PROBLEM STATEMENT →
With the pictures omitted, write out the entries that follow exactly as they stand.

-- START GIVEN RECORDS --

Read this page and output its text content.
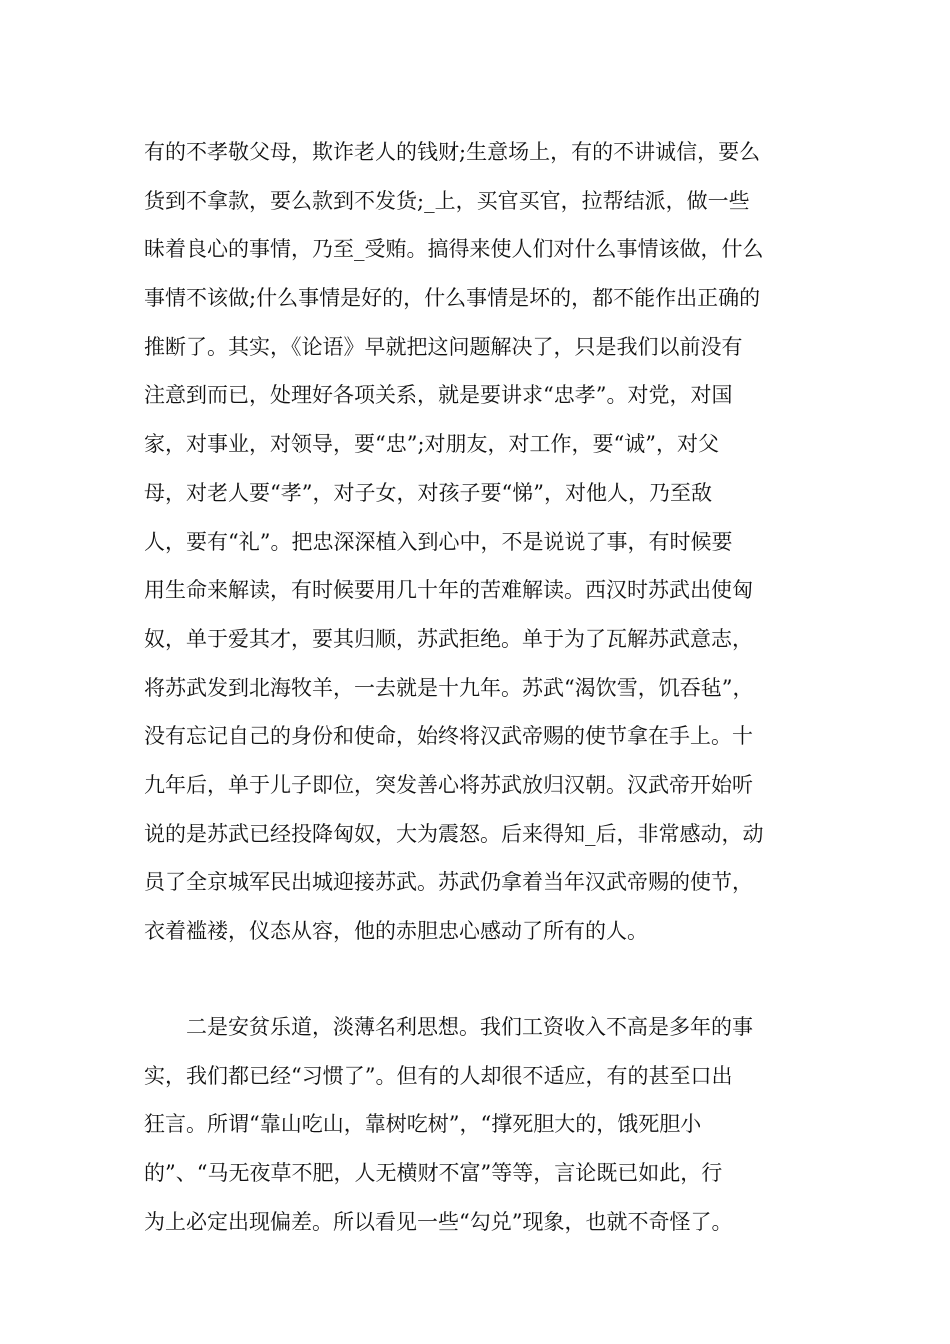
有的不孝敬父母，欺诈老人的钱财;生意场上，有的不讲诚信，要么
货到不拿款，要么款到不发货;_上，买官买官，拉帮结派，做一些
昧着良心的事情，乃至_受贿。搞得来使人们对什么事情该做，什么
事情不该做;什么事情是好的，什么事情是坏的，都不能作出正确的
推断了。其实，《论语》早就把这问题解决了，只是我们以前没有
注意到而已，处理好各项关系，就是要讲求“忠孝”。对党，对国
家，对事业，对领导，要“忠”;对朋友，对工作，要“诚”，对父
母，对老人要“孝”，对子女，对孩子要“悌”，对他人，乃至敌
人，要有“礼”。把忠深深植入到心中，不是说说了事，有时候要
用生命来解读，有时候要用几十年的苦难解读。西汉时苏武出使匈
奴，单于爱其才，要其归顺，苏武拒绝。单于为了瓦解苏武意志，
将苏武发到北海牧羊，一去就是十九年。苏武“渴饮雪，饥吞毡”，
没有忘记自己的身份和使命，始终将汉武帝赐的使节拿在手上。十
九年后，单于儿子即位，突发善心将苏武放归汉朝。汉武帝开始听
说的是苏武已经投降匈奴，大为震怒。后来得知_后，非常感动，动
员了全京城军民出城迎接苏武。苏武仍拿着当年汉武帝赐的使节，
衣着褴褛，仪态从容，他的赤胆忠心感动了所有的人。
二是安贫乐道，淡薄名利思想。我们工资收入不高是多年的事
实，我们都已经“习惯了”。但有的人却很不适应，有的甚至口出
狂言。所谓“靠山吃山，靠树吃树”，“撑死胆大的，饿死胆小
的”、“马无夜草不肥，人无横财不富”等等，言论既已如此，行
为上必定出现偏差。所以看见一些“勾兑”现象，也就不奇怪了。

-- END GIVEN RECORDS --

CORRECT OUTPUT →
Read this page and output its text content.
有的不孝敬父母，欺诈老人的钱财;生意场上，有的不讲诚信，要么
货到不拿款，要么款到不发货;_上，买官买官，拉帮结派，做一些
昧着良心的事情，乃至_受贿。搞得来使人们对什么事情该做，什么
事情不该做;什么事情是好的，什么事情是坏的，都不能作出正确的
推断了。其实，《论语》早就把这问题解决了，只是我们以前没有
注意到而已，处理好各项关系，就是要讲求“忠孝”。对党，对国
家，对事业，对领导，要“忠”;对朋友，对工作，要“诚”，对父
母，对老人要“孝”，对子女，对孩子要“悌”，对他人，乃至敌
人，要有“礼”。把忠深深植入到心中，不是说说了事，有时候要
用生命来解读，有时候要用几十年的苦难解读。西汉时苏武出使匈
奴，单于爱其才，要其归顺，苏武拒绝。单于为了瓦解苏武意志，
将苏武发到北海牧羊，一去就是十九年。苏武“渴饮雪，饥吞毡”，
没有忘记自己的身份和使命，始终将汉武帝赐的使节拿在手上。十
九年后，单于儿子即位，突发善心将苏武放归汉朝。汉武帝开始听
说的是苏武已经投降匈奴，大为震怒。后来得知_后，非常感动，动
员了全京城军民出城迎接苏武。苏武仍拿着当年汉武帝赐的使节，
衣着褴褛，仪态从容，他的赤胆忠心感动了所有的人。
二是安贫乐道，淡薄名利思想。我们工资收入不高是多年的事
实，我们都已经“习惯了”。但有的人却很不适应，有的甚至口出
狂言。所谓“靠山吃山，靠树吃树”，“撑死胆大的，饿死胆小
的”、“马无夜草不肥，人无横财不富”等等，言论既已如此，行
为上必定出现偏差。所以看见一些“勾兑”现象，也就不奇怪了。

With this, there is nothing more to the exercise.